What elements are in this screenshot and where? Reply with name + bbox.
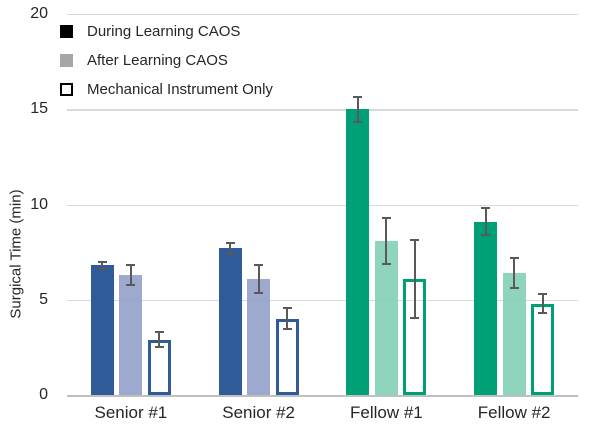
error-bar-mechanical-instrument-only-fellow-2 [538,293,548,315]
bar-during-learning-caos-fellow-2 [474,221,498,395]
error-bar-line [158,331,161,349]
y-tick-label-5: 5 [39,290,48,308]
error-bar-line [413,238,416,319]
error-bar-cap-top [353,95,363,98]
error-bar-cap-top [381,216,391,219]
error-bar-mechanical-instrument-only-fellow-1 [410,238,420,319]
error-bar-cap-top [282,307,292,310]
error-bar-line [229,241,232,255]
y-tick-label-0: 0 [39,386,48,403]
error-bar-cap-top [126,263,136,266]
error-bar-line [513,256,516,290]
error-bar-cap-top [410,238,420,241]
error-bar-cap-top [225,241,235,244]
error-bar-cap-bottom [282,328,292,331]
legend-item-mechanical-instrument-only: Mechanical Instrument Only [60,82,273,97]
bar-after-learning-caos-fellow-1 [374,240,398,395]
error-bar-cap-bottom [126,284,136,287]
error-bar-cap-bottom [509,287,519,290]
error-bar-cap-top [509,256,519,259]
error-bar-during-learning-caos-senior-1 [97,260,107,271]
error-bar-cap-top [481,207,491,210]
error-bar-cap-top [97,260,107,263]
error-bar-cap-bottom [481,233,491,236]
bar-after-learning-caos-fellow-2 [502,273,526,395]
error-bar-cap-bottom [154,346,164,349]
gridline-10 [67,204,578,206]
error-bar-cap-bottom [225,252,235,255]
error-bar-after-learning-caos-fellow-2 [509,256,519,290]
error-bar-after-learning-caos-fellow-1 [381,216,391,265]
legend: During Learning CAOS After Learning CAOS M… [60,24,273,111]
error-bar-cap-bottom [97,268,107,271]
gridline-15 [67,109,578,111]
error-bar-line [356,95,359,123]
error-bar-cap-top [254,263,264,266]
error-bar-line [101,260,104,271]
y-tick-label-15: 15 [30,100,48,118]
x-category-label-fellow-2: Fellow #2 [477,403,551,422]
error-bar-line [385,216,388,265]
x-category-label-senior-2: Senior #2 [222,403,296,422]
error-bar-after-learning-caos-senior-1 [126,263,136,287]
bar-after-learning-caos-senior-1 [119,275,143,395]
bar-mechanical-instrument-only-senior-2 [275,318,299,395]
y-tick-label-10: 10 [30,195,48,213]
error-bar-cap-bottom [538,312,548,315]
bar-during-learning-caos-senior-2 [218,248,242,395]
error-bar-during-learning-caos-senior-2 [225,241,235,255]
x-category-label-fellow-1: Fellow #1 [349,403,423,422]
legend-swatch-white-outlined-icon [60,83,73,96]
gridline-5 [67,299,578,302]
legend-label: After Learning CAOS [87,52,228,69]
error-bar-line [129,263,132,287]
error-bar-cap-top [538,293,548,296]
error-bar-mechanical-instrument-only-senior-2 [282,307,292,331]
bar-during-learning-caos-senior-1 [90,265,114,395]
error-bar-cap-bottom [254,292,264,295]
plot-area [67,14,578,397]
x-category-label-senior-1: Senior #1 [94,403,168,422]
bar-during-learning-caos-fellow-1 [346,109,370,395]
legend-label: During Learning CAOS [87,23,241,40]
error-bar-line [541,293,544,315]
error-bar-line [257,263,260,295]
legend-item-during-learning-caos: During Learning CAOS [60,24,273,39]
error-bar-during-learning-caos-fellow-2 [481,207,491,236]
error-bar-during-learning-caos-fellow-1 [353,95,363,123]
error-bar-cap-top [154,331,164,334]
error-bar-line [484,207,487,236]
legend-swatch-gray-filled-icon [60,54,73,67]
error-bar-cap-bottom [381,262,391,265]
legend-item-after-learning-caos: After Learning CAOS [60,53,273,68]
error-bar-mechanical-instrument-only-senior-1 [154,331,164,349]
y-tick-label-20: 20 [30,5,48,22]
error-bar-cap-bottom [353,120,363,123]
bar-after-learning-caos-senior-2 [247,278,271,395]
error-bar-cap-bottom [410,316,420,319]
bar-mechanical-instrument-only-fellow-2 [531,303,555,395]
gridline-20 [67,14,578,16]
error-bar-line [286,307,289,331]
error-bar-after-learning-caos-senior-2 [254,263,264,295]
legend-swatch-black-filled-icon [60,25,73,38]
legend-label: Mechanical Instrument Only [87,81,273,98]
====
Please output every line of the records above as a Markdown table with the columns Row and Line, numbering each row, skipping blank lines, and leaving out the pictures.

- Written answer -
| Row | Line |
|---|---|
| 1 | What elements are in this screenshot and where? Reply with name + bbox. |
| 2 | error-bar-mechanical-instrument-only-fellow-2 [538,293,548,315] |
| 3 | bar-during-learning-caos-fellow-2 [474,221,498,395] |
| 4 | error-bar-line [158,331,161,349] |
| 5 | y-tick-label-5: 5 [39,290,48,308] |
| 6 | error-bar-line [413,238,416,319] |
| 7 | error-bar-cap-top [353,95,363,98] |
| 8 | error-bar-cap-top [381,216,391,219] |
| 9 | error-bar-mechanical-instrument-only-fellow-1 [410,238,420,319] |
| 10 | error-bar-cap-top [282,307,292,310] |
| 11 | error-bar-line [229,241,232,255] |
| 12 | y-tick-label-0: 0 [39,386,48,403] |
| 13 | error-bar-cap-top [126,263,136,266] |
| 14 | error-bar-line [513,256,516,290] |
| 15 | error-bar-cap-top [410,238,420,241] |
| 16 | error-bar-cap-top [225,241,235,244] |
| 17 | error-bar-cap-bottom [282,328,292,331] |
| 18 | legend-item-mechanical-instrument-only: Mechanical Instrument Only [60,82,273,97] |
| 19 | bar-after-learning-caos-fellow-1 [374,240,398,395] |
| 20 | error-bar-cap-bottom [126,284,136,287] |
| 21 | error-bar-cap-bottom [509,287,519,290] |
| 22 | error-bar-cap-top [509,256,519,259] |
| 23 | error-bar-during-learning-caos-senior-1 [97,260,107,271] |
| 24 | error-bar-cap-top [481,207,491,210] |
| 25 | error-bar-cap-top [97,260,107,263] |
| 26 | error-bar-cap-bottom [481,233,491,236] |
| 27 | bar-after-learning-caos-fellow-2 [502,273,526,395] |
| 28 | error-bar-cap-bottom [154,346,164,349] |
| 29 | gridline-10 [67,204,578,206] |
| 30 | error-bar-cap-bottom [225,252,235,255] |
| 31 | error-bar-after-learning-caos-fellow-2 [509,256,519,290] |
| 32 | error-bar-after-learning-caos-fellow-1 [381,216,391,265] |
| 33 | legend: During Learning CAOS After Learning CAOS M… [60,24,273,111] |
| 34 | error-bar-cap-bottom [97,268,107,271] |
| 35 | gridline-15 [67,109,578,111] |
| 36 | error-bar-line [356,95,359,123] |
| 37 | error-bar-cap-top [254,263,264,266] |
| 38 | error-bar-line [101,260,104,271] |
| 39 | y-tick-label-15: 15 [30,100,48,118] |
| 40 | x-category-label-fellow-2: Fellow #2 [477,403,551,422] |
| 41 | error-bar-line [385,216,388,265] |
| 42 | x-category-label-senior-2: Senior #2 [222,403,296,422] |
| 43 | error-bar-after-learning-caos-senior-1 [126,263,136,287] |
| 44 | bar-after-learning-caos-senior-1 [119,275,143,395] |
| 45 | bar-mechanical-instrument-only-senior-2 [275,318,299,395] |
| 46 | y-tick-label-10: 10 [30,195,48,213] |
| 47 | error-bar-cap-bottom [538,312,548,315] |
| 48 | bar-during-learning-caos-senior-2 [218,248,242,395] |
| 49 | error-bar-during-learning-caos-senior-2 [225,241,235,255] |
| 50 | x-category-label-fellow-1: Fellow #1 [349,403,423,422] |
| 51 | legend-swatch-white-outlined-icon [60,83,73,96] |
| 52 | gridline-5 [67,299,578,302] |
| 53 | legend-label: After Learning CAOS [87,52,228,69] |
| 54 | error-bar-line [129,263,132,287] |
| 55 | error-bar-cap-top [538,293,548,296] |
| 56 | error-bar-mechanical-instrument-only-senior-2 [282,307,292,331] |
| 57 | bar-during-learning-caos-senior-1 [90,265,114,395] |
| 58 | error-bar-cap-bottom [254,292,264,295] |
| 59 | plot-area [67,14,578,397] |
| 60 | x-category-label-senior-1: Senior #1 [94,403,168,422] |
| 61 | bar-during-learning-caos-fellow-1 [346,109,370,395] |
| 62 | legend-label: During Learning CAOS [87,23,241,40] |
| 63 | error-bar-line [541,293,544,315] |
| 64 | error-bar-line [257,263,260,295] |
| 65 | legend-item-during-learning-caos: During Learning CAOS [60,24,273,39] |
| 66 | error-bar-during-learning-caos-fellow-2 [481,207,491,236] |
| 67 | error-bar-during-learning-caos-fellow-1 [353,95,363,123] |
| 68 | error-bar-cap-top [154,331,164,334] |
| 69 | error-bar-line [484,207,487,236] |
| 70 | legend-swatch-gray-filled-icon [60,54,73,67] |
| 71 | error-bar-cap-bottom [381,262,391,265] |
| 72 | legend-item-after-learning-caos: After Learning CAOS [60,53,273,68] |
| 73 | error-bar-mechanical-instrument-only-senior-1 [154,331,164,349] |
| 74 | y-tick-label-20: 20 [30,5,48,22] |
| 75 | error-bar-cap-bottom [353,120,363,123] |
| 76 | bar-after-learning-caos-senior-2 [247,278,271,395] |
| 77 | error-bar-cap-bottom [410,316,420,319] |
| 78 | bar-mechanical-instrument-only-fellow-2 [531,303,555,395] |
| 79 | gridline-20 [67,14,578,16] |
| 80 | error-bar-line [286,307,289,331] |
| 81 | error-bar-after-learning-caos-senior-2 [254,263,264,295] |
| 82 | legend-swatch-black-filled-icon [60,25,73,38] |
| 83 | legend-label: Mechanical Instrument Only [87,81,273,98] |